Counting only lines that hold "name", give the total and nothing more.
===== Exercise input
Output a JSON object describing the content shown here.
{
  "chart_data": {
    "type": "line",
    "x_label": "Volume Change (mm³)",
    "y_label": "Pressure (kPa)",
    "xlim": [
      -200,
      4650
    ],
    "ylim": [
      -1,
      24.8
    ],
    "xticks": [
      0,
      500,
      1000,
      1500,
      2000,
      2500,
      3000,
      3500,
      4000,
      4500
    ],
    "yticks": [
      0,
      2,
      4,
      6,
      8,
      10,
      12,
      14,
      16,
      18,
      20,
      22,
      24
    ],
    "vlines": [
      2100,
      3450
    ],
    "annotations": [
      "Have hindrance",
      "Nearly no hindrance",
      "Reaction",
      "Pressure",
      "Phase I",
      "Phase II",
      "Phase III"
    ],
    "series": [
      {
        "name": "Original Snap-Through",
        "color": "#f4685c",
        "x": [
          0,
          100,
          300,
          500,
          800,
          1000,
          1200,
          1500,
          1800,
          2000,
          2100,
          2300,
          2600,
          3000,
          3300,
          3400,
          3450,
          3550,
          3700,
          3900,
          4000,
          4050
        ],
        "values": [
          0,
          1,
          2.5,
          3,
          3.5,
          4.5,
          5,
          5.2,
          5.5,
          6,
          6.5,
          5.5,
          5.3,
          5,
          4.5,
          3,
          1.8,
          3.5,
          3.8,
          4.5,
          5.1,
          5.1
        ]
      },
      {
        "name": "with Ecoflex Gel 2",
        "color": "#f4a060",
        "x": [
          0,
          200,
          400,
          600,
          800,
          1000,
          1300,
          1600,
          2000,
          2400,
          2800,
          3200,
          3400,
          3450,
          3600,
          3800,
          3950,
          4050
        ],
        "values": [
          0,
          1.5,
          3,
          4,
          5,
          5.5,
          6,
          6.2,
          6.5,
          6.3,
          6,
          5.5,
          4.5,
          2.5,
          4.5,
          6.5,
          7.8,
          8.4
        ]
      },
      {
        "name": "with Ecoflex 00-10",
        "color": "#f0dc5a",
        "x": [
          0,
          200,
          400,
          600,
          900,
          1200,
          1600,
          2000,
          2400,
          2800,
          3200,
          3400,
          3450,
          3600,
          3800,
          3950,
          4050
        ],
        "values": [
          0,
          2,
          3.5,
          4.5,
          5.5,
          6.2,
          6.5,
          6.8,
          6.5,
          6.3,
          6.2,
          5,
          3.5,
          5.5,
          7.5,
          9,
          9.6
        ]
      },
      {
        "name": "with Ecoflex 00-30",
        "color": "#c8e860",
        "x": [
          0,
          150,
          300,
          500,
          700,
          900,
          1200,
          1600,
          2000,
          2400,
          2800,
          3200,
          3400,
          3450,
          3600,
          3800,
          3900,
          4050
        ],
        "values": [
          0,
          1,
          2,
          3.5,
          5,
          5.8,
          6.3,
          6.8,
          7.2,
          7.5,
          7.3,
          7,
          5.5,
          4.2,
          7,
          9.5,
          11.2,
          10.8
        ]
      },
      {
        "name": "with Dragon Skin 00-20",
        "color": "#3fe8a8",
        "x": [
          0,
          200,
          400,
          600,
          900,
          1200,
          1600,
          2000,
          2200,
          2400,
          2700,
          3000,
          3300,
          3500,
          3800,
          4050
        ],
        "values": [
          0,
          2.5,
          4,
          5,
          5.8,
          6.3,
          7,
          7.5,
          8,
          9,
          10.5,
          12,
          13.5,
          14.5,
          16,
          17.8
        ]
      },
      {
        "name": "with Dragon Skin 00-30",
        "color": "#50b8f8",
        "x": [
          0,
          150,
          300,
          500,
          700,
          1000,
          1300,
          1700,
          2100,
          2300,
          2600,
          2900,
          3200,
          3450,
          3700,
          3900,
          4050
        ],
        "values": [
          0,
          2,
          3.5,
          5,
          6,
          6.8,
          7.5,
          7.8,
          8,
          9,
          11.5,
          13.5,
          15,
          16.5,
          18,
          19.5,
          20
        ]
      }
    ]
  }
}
==========
## Exercise solution
6